--- BEGIN RECORDS TO PROCESS ---
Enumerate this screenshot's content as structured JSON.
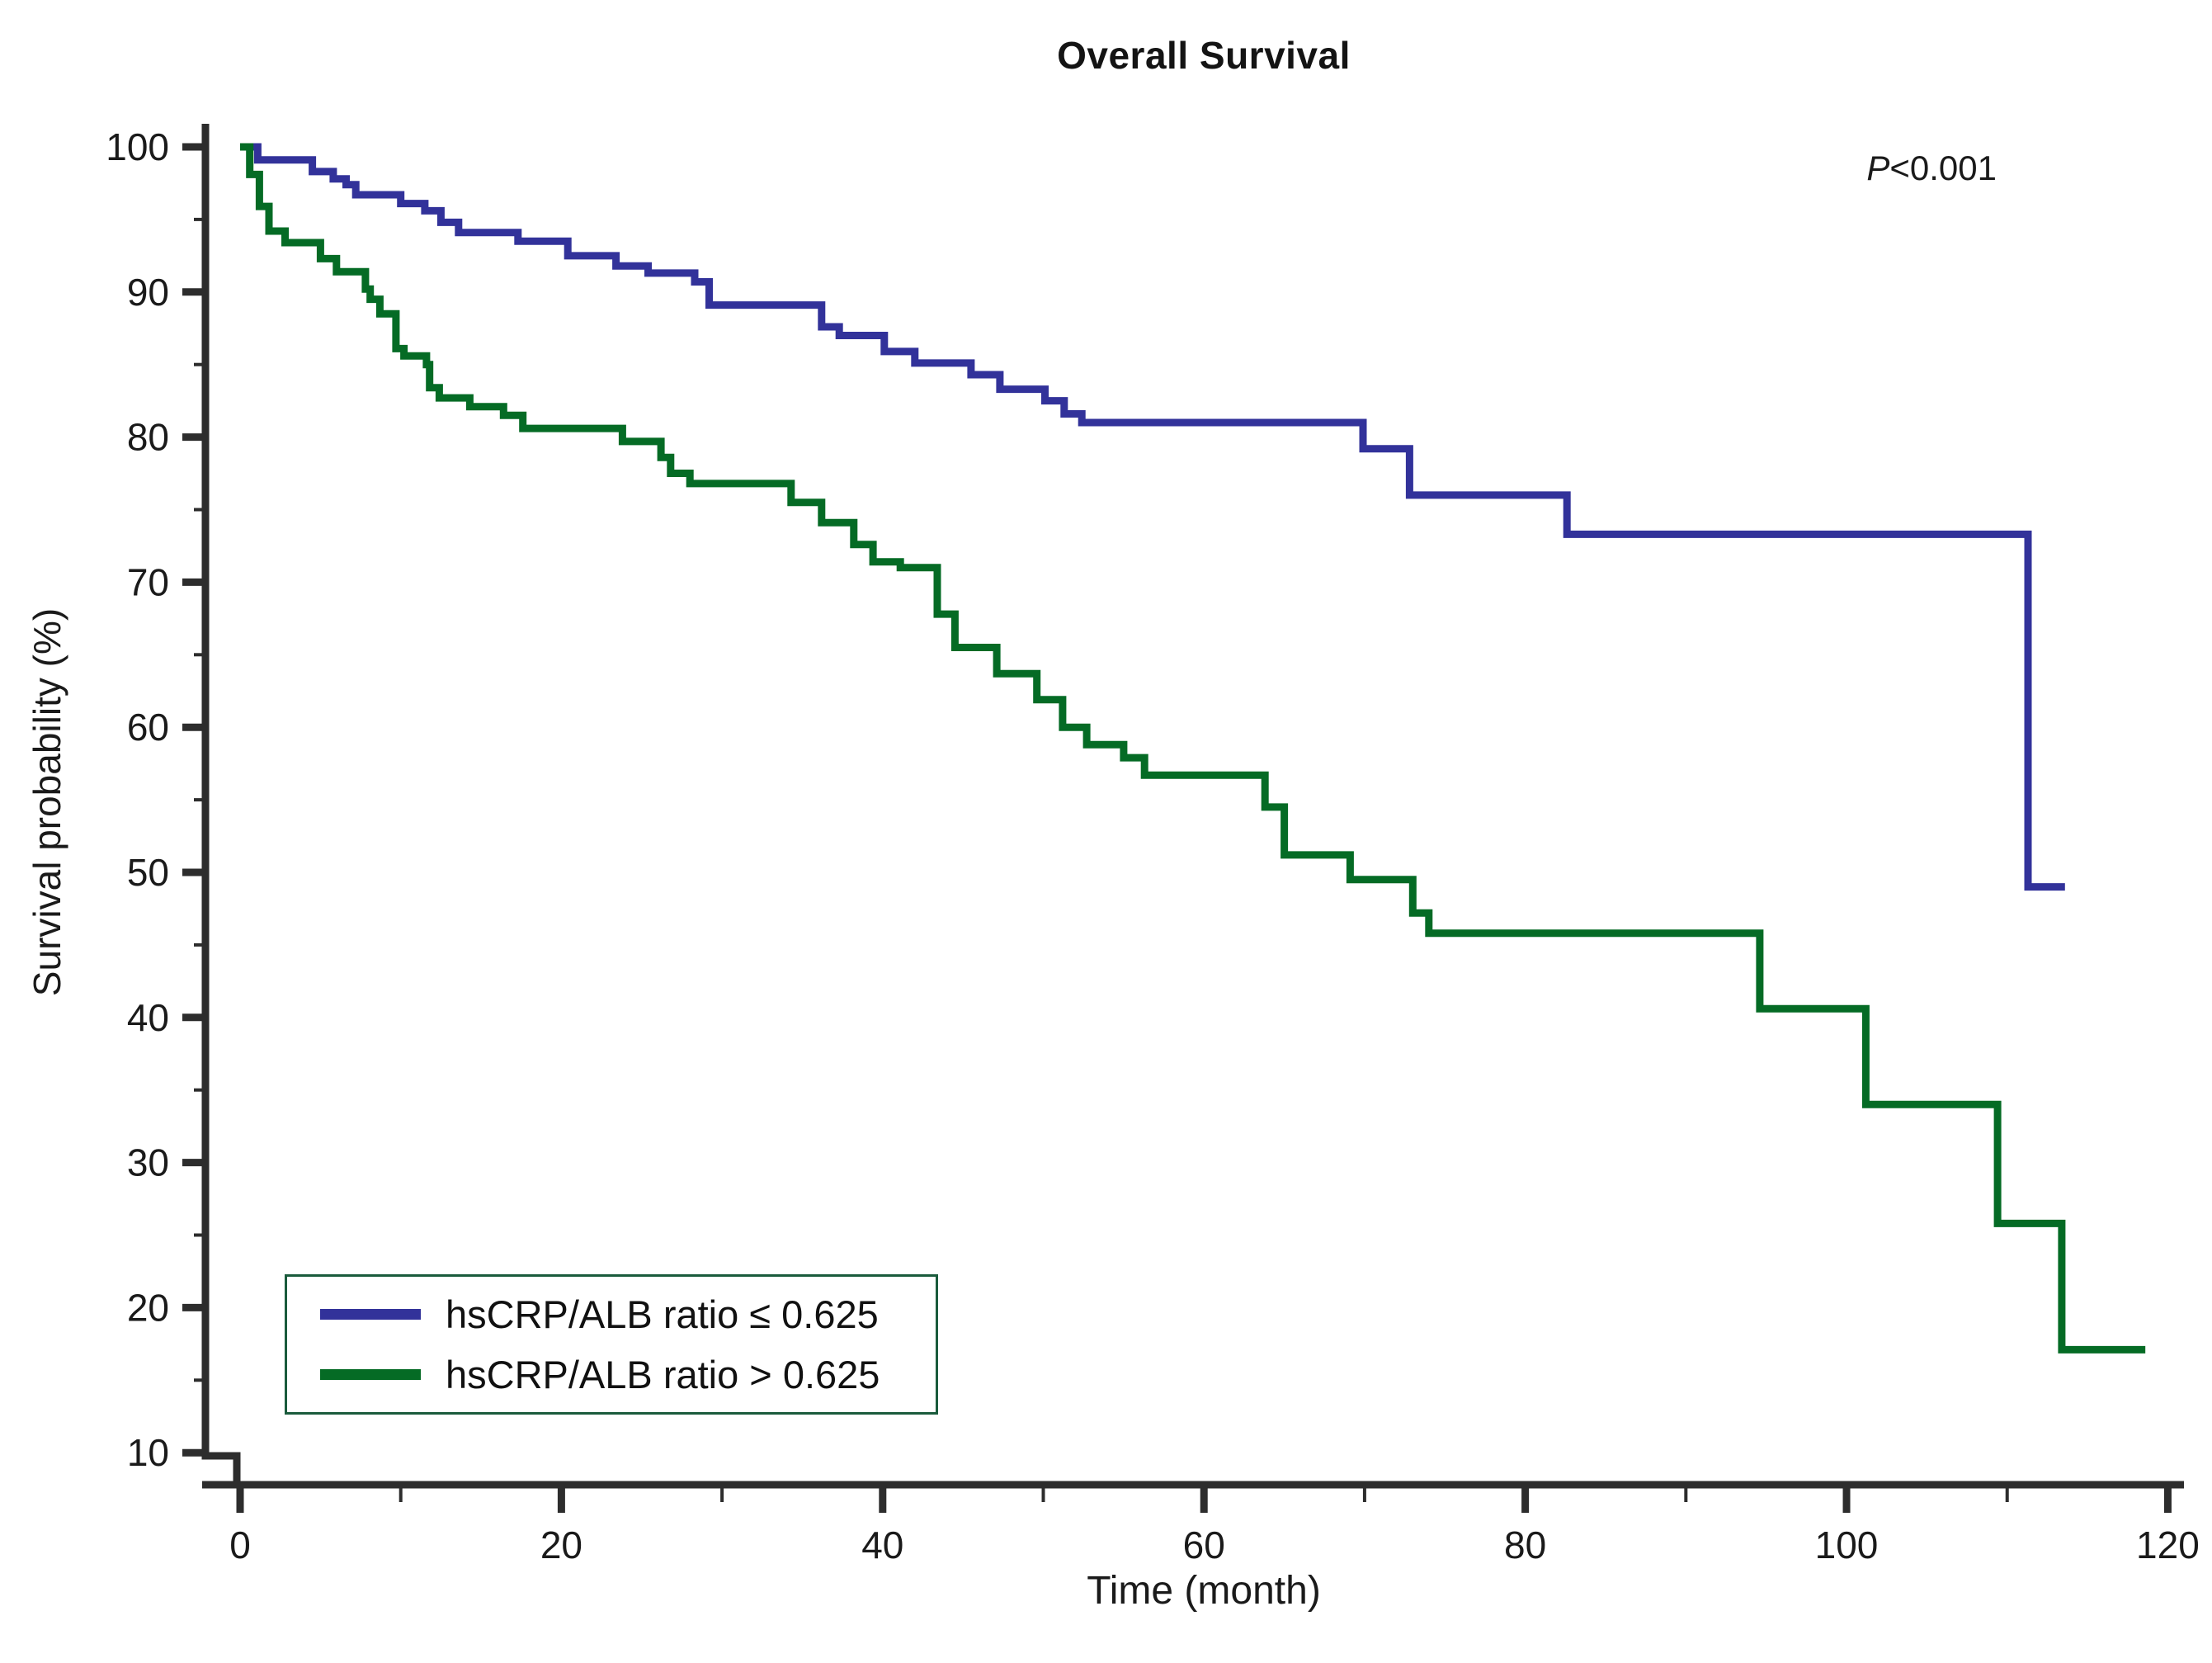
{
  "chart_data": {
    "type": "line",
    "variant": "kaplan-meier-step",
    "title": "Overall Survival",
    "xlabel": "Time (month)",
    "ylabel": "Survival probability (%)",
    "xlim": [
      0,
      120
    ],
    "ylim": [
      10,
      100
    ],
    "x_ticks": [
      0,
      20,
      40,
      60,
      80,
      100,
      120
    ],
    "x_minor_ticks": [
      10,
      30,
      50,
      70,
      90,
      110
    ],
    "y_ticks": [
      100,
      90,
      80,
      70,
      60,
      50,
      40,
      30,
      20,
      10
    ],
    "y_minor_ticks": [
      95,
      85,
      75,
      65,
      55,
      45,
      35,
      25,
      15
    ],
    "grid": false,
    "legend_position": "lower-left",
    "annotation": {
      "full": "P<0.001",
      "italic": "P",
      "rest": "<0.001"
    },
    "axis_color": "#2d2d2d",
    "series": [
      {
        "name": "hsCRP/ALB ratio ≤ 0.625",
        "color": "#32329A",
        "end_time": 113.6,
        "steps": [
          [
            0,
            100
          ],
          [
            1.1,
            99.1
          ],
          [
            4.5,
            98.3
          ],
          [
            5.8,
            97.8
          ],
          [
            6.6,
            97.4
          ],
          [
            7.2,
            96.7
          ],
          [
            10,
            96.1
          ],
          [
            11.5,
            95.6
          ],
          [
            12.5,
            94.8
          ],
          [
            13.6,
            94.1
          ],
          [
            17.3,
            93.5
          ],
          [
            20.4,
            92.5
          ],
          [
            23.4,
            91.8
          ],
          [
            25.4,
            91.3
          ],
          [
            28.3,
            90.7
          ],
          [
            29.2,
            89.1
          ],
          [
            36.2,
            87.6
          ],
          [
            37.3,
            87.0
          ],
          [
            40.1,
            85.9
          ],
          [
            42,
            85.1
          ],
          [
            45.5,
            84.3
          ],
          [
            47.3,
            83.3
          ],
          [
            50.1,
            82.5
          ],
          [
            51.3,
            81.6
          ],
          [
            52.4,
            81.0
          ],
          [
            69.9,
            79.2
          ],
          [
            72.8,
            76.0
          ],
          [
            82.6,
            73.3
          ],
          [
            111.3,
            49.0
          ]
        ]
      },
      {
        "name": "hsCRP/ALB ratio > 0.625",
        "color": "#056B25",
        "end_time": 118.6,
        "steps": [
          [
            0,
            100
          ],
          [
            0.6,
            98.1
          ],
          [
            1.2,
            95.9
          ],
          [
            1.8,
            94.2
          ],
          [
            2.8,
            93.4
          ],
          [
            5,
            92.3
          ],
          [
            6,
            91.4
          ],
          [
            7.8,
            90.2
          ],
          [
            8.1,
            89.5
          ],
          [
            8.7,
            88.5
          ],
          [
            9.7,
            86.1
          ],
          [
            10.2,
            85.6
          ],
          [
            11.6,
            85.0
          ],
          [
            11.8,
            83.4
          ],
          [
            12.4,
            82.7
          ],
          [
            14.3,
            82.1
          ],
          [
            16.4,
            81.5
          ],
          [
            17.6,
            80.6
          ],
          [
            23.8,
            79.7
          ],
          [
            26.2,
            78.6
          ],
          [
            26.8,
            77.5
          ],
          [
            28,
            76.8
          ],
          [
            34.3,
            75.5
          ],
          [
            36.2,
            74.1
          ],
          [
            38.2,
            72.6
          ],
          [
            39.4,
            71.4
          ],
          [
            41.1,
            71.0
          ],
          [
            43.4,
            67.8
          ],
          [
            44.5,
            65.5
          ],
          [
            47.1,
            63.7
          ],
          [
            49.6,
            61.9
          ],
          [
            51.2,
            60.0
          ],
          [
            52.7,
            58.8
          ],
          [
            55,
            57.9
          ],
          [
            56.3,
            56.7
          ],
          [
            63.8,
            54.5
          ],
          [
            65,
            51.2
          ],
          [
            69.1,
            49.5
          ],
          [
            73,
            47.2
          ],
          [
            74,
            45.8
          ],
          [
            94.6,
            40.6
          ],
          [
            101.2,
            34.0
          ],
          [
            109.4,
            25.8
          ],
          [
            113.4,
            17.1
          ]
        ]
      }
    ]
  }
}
--- END RECORDS TO PROCESS ---
[WRITTEN REQUEST]:
Leave out the pictures and repeat everything else in the records exactly.

[RESULT]:
Enumerate this screenshot's content as structured JSON.
{
  "chart_data": {
    "type": "line",
    "variant": "kaplan-meier-step",
    "title": "Overall Survival",
    "xlabel": "Time (month)",
    "ylabel": "Survival probability (%)",
    "xlim": [
      0,
      120
    ],
    "ylim": [
      10,
      100
    ],
    "x_ticks": [
      0,
      20,
      40,
      60,
      80,
      100,
      120
    ],
    "x_minor_ticks": [
      10,
      30,
      50,
      70,
      90,
      110
    ],
    "y_ticks": [
      100,
      90,
      80,
      70,
      60,
      50,
      40,
      30,
      20,
      10
    ],
    "y_minor_ticks": [
      95,
      85,
      75,
      65,
      55,
      45,
      35,
      25,
      15
    ],
    "grid": false,
    "legend_position": "lower-left",
    "annotation": {
      "full": "P<0.001",
      "italic": "P",
      "rest": "<0.001"
    },
    "axis_color": "#2d2d2d",
    "series": [
      {
        "name": "hsCRP/ALB ratio ≤ 0.625",
        "color": "#32329A",
        "end_time": 113.6,
        "steps": [
          [
            0,
            100
          ],
          [
            1.1,
            99.1
          ],
          [
            4.5,
            98.3
          ],
          [
            5.8,
            97.8
          ],
          [
            6.6,
            97.4
          ],
          [
            7.2,
            96.7
          ],
          [
            10,
            96.1
          ],
          [
            11.5,
            95.6
          ],
          [
            12.5,
            94.8
          ],
          [
            13.6,
            94.1
          ],
          [
            17.3,
            93.5
          ],
          [
            20.4,
            92.5
          ],
          [
            23.4,
            91.8
          ],
          [
            25.4,
            91.3
          ],
          [
            28.3,
            90.7
          ],
          [
            29.2,
            89.1
          ],
          [
            36.2,
            87.6
          ],
          [
            37.3,
            87.0
          ],
          [
            40.1,
            85.9
          ],
          [
            42,
            85.1
          ],
          [
            45.5,
            84.3
          ],
          [
            47.3,
            83.3
          ],
          [
            50.1,
            82.5
          ],
          [
            51.3,
            81.6
          ],
          [
            52.4,
            81.0
          ],
          [
            69.9,
            79.2
          ],
          [
            72.8,
            76.0
          ],
          [
            82.6,
            73.3
          ],
          [
            111.3,
            49.0
          ]
        ]
      },
      {
        "name": "hsCRP/ALB ratio > 0.625",
        "color": "#056B25",
        "end_time": 118.6,
        "steps": [
          [
            0,
            100
          ],
          [
            0.6,
            98.1
          ],
          [
            1.2,
            95.9
          ],
          [
            1.8,
            94.2
          ],
          [
            2.8,
            93.4
          ],
          [
            5,
            92.3
          ],
          [
            6,
            91.4
          ],
          [
            7.8,
            90.2
          ],
          [
            8.1,
            89.5
          ],
          [
            8.7,
            88.5
          ],
          [
            9.7,
            86.1
          ],
          [
            10.2,
            85.6
          ],
          [
            11.6,
            85.0
          ],
          [
            11.8,
            83.4
          ],
          [
            12.4,
            82.7
          ],
          [
            14.3,
            82.1
          ],
          [
            16.4,
            81.5
          ],
          [
            17.6,
            80.6
          ],
          [
            23.8,
            79.7
          ],
          [
            26.2,
            78.6
          ],
          [
            26.8,
            77.5
          ],
          [
            28,
            76.8
          ],
          [
            34.3,
            75.5
          ],
          [
            36.2,
            74.1
          ],
          [
            38.2,
            72.6
          ],
          [
            39.4,
            71.4
          ],
          [
            41.1,
            71.0
          ],
          [
            43.4,
            67.8
          ],
          [
            44.5,
            65.5
          ],
          [
            47.1,
            63.7
          ],
          [
            49.6,
            61.9
          ],
          [
            51.2,
            60.0
          ],
          [
            52.7,
            58.8
          ],
          [
            55,
            57.9
          ],
          [
            56.3,
            56.7
          ],
          [
            63.8,
            54.5
          ],
          [
            65,
            51.2
          ],
          [
            69.1,
            49.5
          ],
          [
            73,
            47.2
          ],
          [
            74,
            45.8
          ],
          [
            94.6,
            40.6
          ],
          [
            101.2,
            34.0
          ],
          [
            109.4,
            25.8
          ],
          [
            113.4,
            17.1
          ]
        ]
      }
    ]
  }
}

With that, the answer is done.